#### [WHAT IS ASKED]
All of the data must be printed exactly; please include every line.

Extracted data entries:
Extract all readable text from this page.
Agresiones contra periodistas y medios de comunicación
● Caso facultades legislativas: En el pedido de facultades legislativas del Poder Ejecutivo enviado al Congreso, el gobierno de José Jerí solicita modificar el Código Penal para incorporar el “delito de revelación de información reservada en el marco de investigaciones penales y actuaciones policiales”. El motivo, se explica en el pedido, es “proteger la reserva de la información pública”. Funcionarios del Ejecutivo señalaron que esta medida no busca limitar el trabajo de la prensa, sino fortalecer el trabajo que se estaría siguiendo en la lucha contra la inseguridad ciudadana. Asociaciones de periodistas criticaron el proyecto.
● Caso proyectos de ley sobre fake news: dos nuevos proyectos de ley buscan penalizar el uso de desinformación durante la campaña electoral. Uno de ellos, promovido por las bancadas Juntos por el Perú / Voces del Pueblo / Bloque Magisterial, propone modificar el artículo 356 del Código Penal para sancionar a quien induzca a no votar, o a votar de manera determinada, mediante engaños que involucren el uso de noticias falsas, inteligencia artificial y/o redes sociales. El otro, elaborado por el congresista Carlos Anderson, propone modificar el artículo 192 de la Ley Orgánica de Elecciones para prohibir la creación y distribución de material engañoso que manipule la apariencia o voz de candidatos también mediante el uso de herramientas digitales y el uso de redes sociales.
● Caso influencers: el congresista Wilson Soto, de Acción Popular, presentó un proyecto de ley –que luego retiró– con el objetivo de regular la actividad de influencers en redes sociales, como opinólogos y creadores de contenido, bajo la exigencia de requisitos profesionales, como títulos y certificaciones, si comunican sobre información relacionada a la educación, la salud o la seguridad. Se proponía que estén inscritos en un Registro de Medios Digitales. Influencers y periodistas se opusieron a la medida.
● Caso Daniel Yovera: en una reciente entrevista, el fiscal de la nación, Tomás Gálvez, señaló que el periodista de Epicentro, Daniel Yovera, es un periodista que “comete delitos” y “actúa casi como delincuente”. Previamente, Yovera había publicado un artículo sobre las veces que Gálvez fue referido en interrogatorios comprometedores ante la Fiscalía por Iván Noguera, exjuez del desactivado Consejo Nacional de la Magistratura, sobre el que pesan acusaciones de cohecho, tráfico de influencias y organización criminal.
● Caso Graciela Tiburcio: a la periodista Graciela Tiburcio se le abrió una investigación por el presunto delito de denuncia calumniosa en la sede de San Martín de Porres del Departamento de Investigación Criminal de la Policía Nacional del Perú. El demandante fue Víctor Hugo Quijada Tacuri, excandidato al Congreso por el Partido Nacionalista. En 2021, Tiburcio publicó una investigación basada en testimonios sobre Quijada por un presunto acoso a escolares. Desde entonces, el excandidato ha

#### [EXERCISE SOLUTION]
Extract all readable text from this page.
Agresiones contra periodistas y medios de comunicación
● Caso facultades legislativas: En el pedido de facultades legislativas del Poder Ejecutivo enviado al Congreso, el gobierno de José Jerí solicita modificar el Código Penal para incorporar el “delito de revelación de información reservada en el marco de investigaciones penales y actuaciones policiales”. El motivo, se explica en el pedido, es “proteger la reserva de la información pública”. Funcionarios del Ejecutivo señalaron que esta medida no busca limitar el trabajo de la prensa, sino fortalecer el trabajo que se estaría siguiendo en la lucha contra la inseguridad ciudadana. Asociaciones de periodistas criticaron el proyecto.
● Caso proyectos de ley sobre fake news: dos nuevos proyectos de ley buscan penalizar el uso de desinformación durante la campaña electoral. Uno de ellos, promovido por las bancadas Juntos por el Perú / Voces del Pueblo / Bloque Magisterial, propone modificar el artículo 356 del Código Penal para sancionar a quien induzca a no votar, o a votar de manera determinada, mediante engaños que involucren el uso de noticias falsas, inteligencia artificial y/o redes sociales. El otro, elaborado por el congresista Carlos Anderson, propone modificar el artículo 192 de la Ley Orgánica de Elecciones para prohibir la creación y distribución de material engañoso que manipule la apariencia o voz de candidatos también mediante el uso de herramientas digitales y el uso de redes sociales.
● Caso influencers: el congresista Wilson Soto, de Acción Popular, presentó un proyecto de ley –que luego retiró– con el objetivo de regular la actividad de influencers en redes sociales, como opinólogos y creadores de contenido, bajo la exigencia de requisitos profesionales, como títulos y certificaciones, si comunican sobre información relacionada a la educación, la salud o la seguridad. Se proponía que estén inscritos en un Registro de Medios Digitales. Influencers y periodistas se opusieron a la medida.
● Caso Daniel Yovera: en una reciente entrevista, el fiscal de la nación, Tomás Gálvez, señaló que el periodista de Epicentro, Daniel Yovera, es un periodista que “comete delitos” y “actúa casi como delincuente”. Previamente, Yovera había publicado un artículo sobre las veces que Gálvez fue referido en interrogatorios comprometedores ante la Fiscalía por Iván Noguera, exjuez del desactivado Consejo Nacional de la Magistratura, sobre el que pesan acusaciones de cohecho, tráfico de influencias y organización criminal.
● Caso Graciela Tiburcio: a la periodista Graciela Tiburcio se le abrió una investigación por el presunto delito de denuncia calumniosa en la sede de San Martín de Porres del Departamento de Investigación Criminal de la Policía Nacional del Perú. El demandante fue Víctor Hugo Quijada Tacuri, excandidato al Congreso por el Partido Nacionalista. En 2021, Tiburcio publicó una investigación basada en testimonios sobre Quijada por un presunto acoso a escolares. Desde entonces, el excandidato ha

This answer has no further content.